Identify the lines that contain the string "bred" and copy all of them.

----- Records to use

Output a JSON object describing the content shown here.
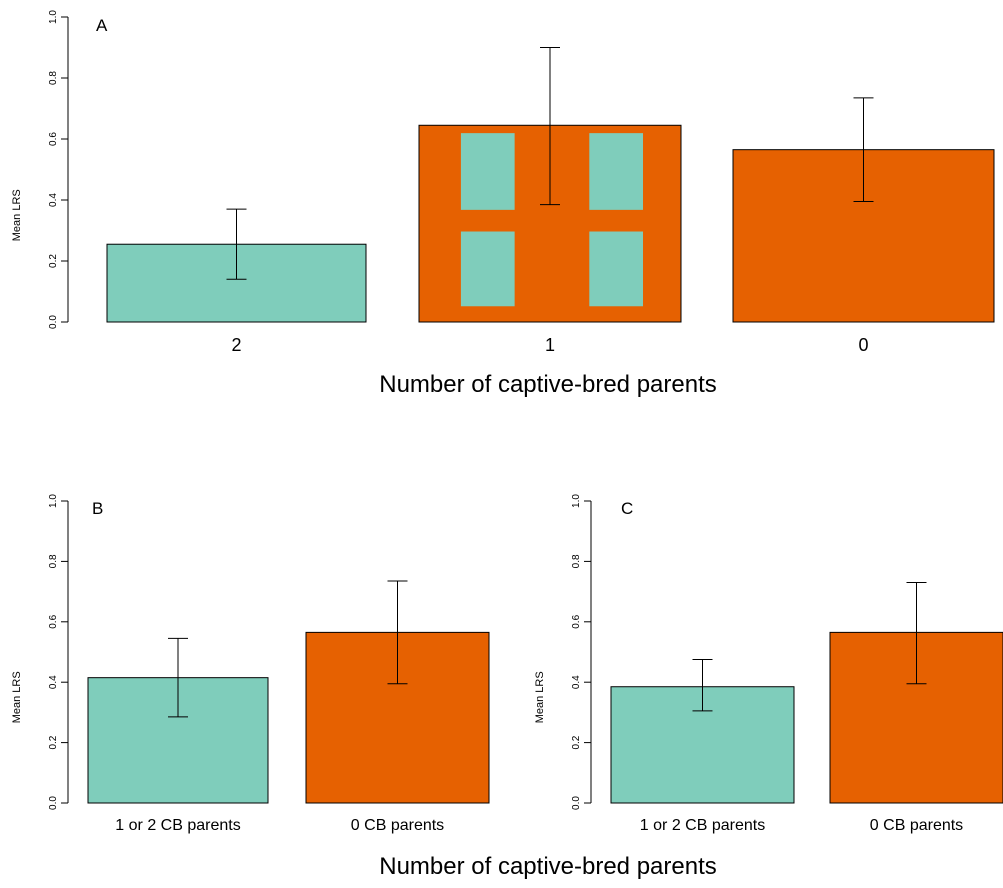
{
  "colors": {
    "teal": "#7fcdbb",
    "orange": "#e66101",
    "axis": "#000000"
  },
  "chart_data": [
    {
      "type": "bar",
      "panel_label": "A",
      "ylabel": "Mean LRS",
      "xlabel": "Number of captive-bred parents",
      "ylim": [
        0,
        1
      ],
      "yticks": [
        "0.0",
        "0.2",
        "0.4",
        "0.6",
        "0.8",
        "1.0"
      ],
      "categories": [
        "2",
        "1",
        "0"
      ],
      "values": [
        0.255,
        0.645,
        0.565
      ],
      "error_low": [
        0.14,
        0.385,
        0.395
      ],
      "error_high": [
        0.37,
        0.9,
        0.735
      ],
      "fills": [
        "teal",
        "mixed",
        "orange"
      ]
    },
    {
      "type": "bar",
      "panel_label": "B",
      "ylabel": "Mean LRS",
      "ylim": [
        0,
        1
      ],
      "yticks": [
        "0.0",
        "0.2",
        "0.4",
        "0.6",
        "0.8",
        "1.0"
      ],
      "categories": [
        "1 or  2 CB parents",
        "0 CB parents"
      ],
      "values": [
        0.415,
        0.565
      ],
      "error_low": [
        0.285,
        0.395
      ],
      "error_high": [
        0.545,
        0.735
      ],
      "fills": [
        "teal",
        "orange"
      ]
    },
    {
      "type": "bar",
      "panel_label": "C",
      "ylabel": "Mean LRS",
      "ylim": [
        0,
        1
      ],
      "yticks": [
        "0.0",
        "0.2",
        "0.4",
        "0.6",
        "0.8",
        "1.0"
      ],
      "categories": [
        "1 or 2 CB parents",
        "0 CB parents"
      ],
      "values": [
        0.385,
        0.565
      ],
      "error_low": [
        0.305,
        0.395
      ],
      "error_high": [
        0.475,
        0.73
      ],
      "fills": [
        "teal",
        "orange"
      ]
    }
  ],
  "shared_xlabel": "Number of captive-bred parents"
}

----------

__Output of the task__
      "xlabel": "Number of captive-bred parents",
  "shared_xlabel": "Number of captive-bred parents"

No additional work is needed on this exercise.